WHAT IS NEEDED:
Copy each line below in which the word "value" occurs.
==== RECORD LIST
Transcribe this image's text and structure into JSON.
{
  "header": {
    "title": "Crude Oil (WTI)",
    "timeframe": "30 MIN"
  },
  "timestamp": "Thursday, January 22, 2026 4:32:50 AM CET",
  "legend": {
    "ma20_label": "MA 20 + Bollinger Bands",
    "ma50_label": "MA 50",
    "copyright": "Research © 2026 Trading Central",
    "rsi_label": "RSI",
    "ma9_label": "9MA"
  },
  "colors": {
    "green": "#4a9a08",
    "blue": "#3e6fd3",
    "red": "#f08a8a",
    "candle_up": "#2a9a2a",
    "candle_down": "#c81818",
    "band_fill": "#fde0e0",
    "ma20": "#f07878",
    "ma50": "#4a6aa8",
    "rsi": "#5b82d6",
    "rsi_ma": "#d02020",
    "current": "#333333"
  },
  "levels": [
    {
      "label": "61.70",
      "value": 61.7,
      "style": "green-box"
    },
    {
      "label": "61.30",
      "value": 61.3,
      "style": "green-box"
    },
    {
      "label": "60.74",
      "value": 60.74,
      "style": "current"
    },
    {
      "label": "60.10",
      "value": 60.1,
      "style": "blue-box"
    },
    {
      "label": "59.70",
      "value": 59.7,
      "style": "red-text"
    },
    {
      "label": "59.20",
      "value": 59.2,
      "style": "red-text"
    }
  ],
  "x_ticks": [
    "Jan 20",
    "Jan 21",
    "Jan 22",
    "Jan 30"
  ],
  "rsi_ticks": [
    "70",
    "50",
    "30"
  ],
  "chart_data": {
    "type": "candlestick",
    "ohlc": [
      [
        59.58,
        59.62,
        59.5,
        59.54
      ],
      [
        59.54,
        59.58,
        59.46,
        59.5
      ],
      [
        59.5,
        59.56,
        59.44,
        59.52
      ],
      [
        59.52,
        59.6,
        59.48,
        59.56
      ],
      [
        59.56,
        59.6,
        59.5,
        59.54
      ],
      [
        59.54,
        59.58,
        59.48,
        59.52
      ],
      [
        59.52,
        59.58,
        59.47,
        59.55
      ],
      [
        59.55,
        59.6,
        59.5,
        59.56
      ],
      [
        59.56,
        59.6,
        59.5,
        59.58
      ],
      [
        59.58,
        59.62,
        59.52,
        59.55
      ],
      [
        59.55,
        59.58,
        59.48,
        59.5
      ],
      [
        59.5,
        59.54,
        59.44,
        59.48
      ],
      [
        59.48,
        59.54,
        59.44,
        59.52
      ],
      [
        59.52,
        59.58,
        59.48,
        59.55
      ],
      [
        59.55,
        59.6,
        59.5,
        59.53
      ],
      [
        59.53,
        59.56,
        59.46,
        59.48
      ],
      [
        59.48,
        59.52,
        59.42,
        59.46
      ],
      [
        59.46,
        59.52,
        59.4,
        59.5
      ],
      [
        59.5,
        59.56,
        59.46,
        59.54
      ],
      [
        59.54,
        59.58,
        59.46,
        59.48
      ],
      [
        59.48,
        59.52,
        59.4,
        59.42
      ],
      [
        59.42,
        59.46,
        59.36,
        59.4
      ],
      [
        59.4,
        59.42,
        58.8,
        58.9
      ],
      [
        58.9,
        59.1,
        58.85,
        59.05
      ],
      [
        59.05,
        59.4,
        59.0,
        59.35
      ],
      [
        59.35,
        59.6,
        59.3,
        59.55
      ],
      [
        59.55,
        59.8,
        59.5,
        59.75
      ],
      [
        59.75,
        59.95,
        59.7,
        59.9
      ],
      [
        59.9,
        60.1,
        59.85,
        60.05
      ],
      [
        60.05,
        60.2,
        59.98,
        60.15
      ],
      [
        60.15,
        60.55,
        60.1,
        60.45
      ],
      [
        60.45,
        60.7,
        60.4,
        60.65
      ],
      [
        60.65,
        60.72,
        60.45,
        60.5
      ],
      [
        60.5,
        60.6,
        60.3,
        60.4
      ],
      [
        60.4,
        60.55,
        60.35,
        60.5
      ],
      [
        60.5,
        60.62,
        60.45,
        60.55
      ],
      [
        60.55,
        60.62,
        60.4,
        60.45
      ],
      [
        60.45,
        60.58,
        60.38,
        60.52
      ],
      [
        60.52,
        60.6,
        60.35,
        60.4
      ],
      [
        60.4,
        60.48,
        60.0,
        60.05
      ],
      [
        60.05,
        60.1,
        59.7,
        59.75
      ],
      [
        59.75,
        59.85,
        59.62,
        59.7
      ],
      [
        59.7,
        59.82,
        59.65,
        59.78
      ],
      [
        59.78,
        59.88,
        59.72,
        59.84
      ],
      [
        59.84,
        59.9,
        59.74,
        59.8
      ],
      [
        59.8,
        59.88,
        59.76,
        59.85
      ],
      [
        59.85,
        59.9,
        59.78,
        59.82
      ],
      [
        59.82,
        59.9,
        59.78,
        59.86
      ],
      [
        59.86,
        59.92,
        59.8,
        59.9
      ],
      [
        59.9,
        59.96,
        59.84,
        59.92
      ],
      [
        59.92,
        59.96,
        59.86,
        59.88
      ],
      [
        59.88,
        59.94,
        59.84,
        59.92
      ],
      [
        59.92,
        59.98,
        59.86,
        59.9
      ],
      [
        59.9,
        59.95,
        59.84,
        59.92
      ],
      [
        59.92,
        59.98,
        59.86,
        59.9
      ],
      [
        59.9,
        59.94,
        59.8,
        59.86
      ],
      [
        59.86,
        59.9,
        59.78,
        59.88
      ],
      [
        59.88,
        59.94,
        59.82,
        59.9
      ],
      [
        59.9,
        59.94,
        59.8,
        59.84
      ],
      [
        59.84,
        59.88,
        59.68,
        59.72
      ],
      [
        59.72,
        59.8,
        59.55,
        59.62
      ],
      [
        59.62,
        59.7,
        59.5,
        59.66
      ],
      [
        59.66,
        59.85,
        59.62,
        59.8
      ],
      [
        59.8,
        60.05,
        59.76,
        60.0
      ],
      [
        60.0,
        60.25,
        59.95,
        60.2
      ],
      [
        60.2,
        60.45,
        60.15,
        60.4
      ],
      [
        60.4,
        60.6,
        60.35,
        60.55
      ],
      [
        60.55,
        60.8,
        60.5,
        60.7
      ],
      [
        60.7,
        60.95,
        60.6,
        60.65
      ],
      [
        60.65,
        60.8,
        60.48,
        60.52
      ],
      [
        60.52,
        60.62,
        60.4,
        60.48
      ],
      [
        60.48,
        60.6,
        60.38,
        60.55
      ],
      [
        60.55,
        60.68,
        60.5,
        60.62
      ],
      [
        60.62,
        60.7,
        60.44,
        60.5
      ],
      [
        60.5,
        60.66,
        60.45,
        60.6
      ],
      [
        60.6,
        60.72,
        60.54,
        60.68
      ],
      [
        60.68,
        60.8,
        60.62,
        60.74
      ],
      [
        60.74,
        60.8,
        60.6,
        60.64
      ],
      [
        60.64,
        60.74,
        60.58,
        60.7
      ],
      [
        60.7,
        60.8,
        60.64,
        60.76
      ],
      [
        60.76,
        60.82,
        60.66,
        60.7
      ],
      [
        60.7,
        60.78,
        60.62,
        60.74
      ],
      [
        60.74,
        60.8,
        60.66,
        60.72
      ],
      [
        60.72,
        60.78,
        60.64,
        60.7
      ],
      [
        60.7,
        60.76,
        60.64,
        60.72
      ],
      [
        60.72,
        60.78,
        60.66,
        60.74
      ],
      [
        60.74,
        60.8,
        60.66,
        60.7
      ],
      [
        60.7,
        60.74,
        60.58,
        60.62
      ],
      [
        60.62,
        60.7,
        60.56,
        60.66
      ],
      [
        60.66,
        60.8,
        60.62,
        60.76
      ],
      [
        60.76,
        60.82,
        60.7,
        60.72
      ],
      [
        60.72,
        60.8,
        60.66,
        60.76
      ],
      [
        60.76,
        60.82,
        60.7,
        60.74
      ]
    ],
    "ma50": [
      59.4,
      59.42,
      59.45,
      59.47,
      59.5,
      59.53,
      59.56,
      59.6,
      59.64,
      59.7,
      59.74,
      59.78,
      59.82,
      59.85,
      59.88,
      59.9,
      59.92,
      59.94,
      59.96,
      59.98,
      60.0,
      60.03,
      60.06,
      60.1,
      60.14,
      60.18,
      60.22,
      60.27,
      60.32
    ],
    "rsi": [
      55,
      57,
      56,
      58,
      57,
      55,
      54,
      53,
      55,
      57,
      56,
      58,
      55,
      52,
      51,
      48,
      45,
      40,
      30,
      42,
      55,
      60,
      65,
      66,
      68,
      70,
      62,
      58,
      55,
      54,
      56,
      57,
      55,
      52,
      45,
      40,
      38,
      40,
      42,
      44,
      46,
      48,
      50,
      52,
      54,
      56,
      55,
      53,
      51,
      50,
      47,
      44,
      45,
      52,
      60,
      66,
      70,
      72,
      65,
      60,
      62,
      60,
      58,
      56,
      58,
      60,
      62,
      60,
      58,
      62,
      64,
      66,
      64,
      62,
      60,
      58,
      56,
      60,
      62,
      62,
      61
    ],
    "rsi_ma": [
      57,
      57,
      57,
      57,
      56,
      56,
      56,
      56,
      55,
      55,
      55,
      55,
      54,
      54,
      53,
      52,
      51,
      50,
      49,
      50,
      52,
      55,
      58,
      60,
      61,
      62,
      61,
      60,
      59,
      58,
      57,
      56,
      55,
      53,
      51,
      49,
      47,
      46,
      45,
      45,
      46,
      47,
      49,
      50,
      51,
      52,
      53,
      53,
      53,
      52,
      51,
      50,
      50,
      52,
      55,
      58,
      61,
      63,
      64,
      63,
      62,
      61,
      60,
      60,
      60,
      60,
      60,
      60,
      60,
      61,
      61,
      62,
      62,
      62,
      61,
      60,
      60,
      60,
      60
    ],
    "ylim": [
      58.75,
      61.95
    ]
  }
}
========
COMPLETED EXERCISE:
      "value": 61.7,
      "value": 61.3,
      "value": 60.74,
      "value": 60.1,
      "value": 59.7,
      "value": 59.2,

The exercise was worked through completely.